- [BRIEF]: In how many lines of the data does the word "subtitle" appear? Give the number by itself.

- [LISTED ENTRIES]:

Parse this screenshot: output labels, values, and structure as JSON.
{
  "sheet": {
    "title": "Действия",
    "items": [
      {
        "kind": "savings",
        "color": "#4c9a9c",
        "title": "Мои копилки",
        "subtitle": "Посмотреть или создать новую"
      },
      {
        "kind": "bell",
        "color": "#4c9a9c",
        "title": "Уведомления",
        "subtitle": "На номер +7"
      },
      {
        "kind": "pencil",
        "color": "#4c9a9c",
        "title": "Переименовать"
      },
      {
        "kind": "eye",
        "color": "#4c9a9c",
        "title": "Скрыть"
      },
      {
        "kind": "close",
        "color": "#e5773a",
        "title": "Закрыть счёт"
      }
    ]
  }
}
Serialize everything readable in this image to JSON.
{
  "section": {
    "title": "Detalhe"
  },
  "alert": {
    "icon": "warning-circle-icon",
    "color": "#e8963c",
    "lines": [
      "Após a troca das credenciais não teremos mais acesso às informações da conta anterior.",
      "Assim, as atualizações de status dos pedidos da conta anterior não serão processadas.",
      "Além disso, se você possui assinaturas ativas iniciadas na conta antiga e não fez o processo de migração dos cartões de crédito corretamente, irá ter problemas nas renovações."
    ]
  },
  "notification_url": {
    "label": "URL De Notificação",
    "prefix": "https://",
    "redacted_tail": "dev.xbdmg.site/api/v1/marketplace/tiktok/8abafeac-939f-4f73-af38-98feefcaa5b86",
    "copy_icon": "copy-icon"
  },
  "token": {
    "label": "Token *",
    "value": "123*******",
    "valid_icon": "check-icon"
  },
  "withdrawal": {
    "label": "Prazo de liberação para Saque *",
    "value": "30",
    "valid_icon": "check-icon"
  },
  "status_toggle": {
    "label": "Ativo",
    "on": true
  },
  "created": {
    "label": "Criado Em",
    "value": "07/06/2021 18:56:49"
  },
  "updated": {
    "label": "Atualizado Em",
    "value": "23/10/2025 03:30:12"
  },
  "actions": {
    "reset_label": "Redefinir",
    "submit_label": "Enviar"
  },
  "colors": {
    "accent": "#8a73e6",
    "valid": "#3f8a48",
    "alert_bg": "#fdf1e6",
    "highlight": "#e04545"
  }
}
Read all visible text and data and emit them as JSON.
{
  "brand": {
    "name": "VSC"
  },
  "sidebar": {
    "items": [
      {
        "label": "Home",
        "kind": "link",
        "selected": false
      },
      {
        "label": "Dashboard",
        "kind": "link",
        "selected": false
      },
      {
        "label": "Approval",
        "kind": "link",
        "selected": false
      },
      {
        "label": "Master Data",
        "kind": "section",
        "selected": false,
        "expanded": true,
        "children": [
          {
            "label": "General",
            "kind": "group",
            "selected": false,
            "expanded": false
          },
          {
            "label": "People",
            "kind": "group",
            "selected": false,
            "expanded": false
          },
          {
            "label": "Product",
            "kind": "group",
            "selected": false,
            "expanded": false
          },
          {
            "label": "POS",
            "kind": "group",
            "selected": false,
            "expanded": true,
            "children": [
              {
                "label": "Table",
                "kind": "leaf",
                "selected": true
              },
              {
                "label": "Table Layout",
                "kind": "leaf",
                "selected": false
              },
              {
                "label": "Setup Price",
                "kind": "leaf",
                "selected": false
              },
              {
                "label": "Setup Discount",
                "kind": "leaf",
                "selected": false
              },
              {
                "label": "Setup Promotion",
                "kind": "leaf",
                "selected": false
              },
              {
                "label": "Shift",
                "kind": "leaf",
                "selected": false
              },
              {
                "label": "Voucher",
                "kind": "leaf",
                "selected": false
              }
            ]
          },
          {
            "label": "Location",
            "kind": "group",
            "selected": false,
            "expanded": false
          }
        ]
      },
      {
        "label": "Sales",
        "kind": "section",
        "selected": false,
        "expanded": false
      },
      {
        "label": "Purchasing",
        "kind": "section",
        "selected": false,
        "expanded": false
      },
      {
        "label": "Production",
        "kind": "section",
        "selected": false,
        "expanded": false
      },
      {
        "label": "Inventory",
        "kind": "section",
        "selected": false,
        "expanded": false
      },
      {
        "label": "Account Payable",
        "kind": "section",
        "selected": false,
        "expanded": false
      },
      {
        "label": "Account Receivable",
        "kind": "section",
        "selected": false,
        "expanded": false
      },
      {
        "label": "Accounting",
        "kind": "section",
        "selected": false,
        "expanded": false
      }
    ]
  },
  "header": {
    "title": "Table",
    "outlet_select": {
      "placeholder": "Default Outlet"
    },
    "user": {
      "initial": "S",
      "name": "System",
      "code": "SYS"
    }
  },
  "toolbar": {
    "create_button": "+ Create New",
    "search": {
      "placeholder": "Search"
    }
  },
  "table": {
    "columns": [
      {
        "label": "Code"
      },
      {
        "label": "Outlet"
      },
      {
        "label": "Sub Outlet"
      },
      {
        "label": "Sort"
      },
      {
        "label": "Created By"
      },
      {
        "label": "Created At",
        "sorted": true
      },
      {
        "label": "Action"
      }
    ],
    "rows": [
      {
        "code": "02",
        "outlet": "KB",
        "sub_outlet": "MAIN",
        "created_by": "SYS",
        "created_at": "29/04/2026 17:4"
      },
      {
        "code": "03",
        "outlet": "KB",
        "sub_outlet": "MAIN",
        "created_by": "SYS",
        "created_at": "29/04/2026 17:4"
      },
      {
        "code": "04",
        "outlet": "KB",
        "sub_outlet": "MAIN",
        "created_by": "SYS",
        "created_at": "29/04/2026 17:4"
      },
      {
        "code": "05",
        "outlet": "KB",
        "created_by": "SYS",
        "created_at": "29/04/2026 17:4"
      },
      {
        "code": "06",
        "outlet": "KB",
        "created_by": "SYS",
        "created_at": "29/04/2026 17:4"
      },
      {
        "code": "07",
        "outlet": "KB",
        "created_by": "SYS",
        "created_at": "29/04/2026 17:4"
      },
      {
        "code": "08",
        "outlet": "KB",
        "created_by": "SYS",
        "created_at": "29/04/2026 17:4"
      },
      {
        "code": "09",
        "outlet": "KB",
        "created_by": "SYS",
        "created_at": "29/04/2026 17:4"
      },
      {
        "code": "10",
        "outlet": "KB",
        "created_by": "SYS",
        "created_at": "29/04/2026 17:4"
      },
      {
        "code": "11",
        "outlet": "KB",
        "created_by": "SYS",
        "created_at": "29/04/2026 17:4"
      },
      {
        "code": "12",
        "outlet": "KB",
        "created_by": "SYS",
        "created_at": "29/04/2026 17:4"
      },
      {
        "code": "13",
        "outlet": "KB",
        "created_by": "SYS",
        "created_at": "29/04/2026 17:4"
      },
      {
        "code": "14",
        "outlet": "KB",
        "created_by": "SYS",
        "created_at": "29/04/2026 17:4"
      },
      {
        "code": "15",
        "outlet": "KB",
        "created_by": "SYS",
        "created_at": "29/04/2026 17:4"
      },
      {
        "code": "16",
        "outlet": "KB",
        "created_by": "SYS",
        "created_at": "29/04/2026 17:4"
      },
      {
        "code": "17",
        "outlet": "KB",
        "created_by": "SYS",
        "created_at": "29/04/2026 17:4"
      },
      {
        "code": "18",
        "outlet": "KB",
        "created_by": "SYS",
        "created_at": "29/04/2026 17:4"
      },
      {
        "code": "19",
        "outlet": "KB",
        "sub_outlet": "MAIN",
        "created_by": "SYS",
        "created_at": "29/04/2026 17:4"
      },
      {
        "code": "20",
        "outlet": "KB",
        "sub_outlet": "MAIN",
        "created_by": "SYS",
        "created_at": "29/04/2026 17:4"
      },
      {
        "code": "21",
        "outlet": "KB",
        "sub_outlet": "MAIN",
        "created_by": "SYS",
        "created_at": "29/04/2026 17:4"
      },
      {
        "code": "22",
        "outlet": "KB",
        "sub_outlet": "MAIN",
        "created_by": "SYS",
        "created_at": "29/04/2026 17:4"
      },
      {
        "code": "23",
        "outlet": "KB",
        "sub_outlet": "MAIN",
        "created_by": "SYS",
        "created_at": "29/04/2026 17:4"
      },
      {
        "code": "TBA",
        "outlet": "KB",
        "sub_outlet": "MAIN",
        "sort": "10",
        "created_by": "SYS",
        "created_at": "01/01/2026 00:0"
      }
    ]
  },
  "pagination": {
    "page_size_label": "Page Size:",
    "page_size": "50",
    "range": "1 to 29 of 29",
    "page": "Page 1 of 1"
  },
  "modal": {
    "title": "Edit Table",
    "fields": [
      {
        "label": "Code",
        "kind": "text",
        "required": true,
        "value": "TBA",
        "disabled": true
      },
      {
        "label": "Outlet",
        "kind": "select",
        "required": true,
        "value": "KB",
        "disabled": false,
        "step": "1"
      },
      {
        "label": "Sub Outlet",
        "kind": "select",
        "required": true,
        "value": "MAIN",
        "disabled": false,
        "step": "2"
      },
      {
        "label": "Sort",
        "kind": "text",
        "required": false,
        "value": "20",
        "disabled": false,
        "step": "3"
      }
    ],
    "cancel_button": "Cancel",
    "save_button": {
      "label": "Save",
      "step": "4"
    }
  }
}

- [WRITTEN ANSWER]: 2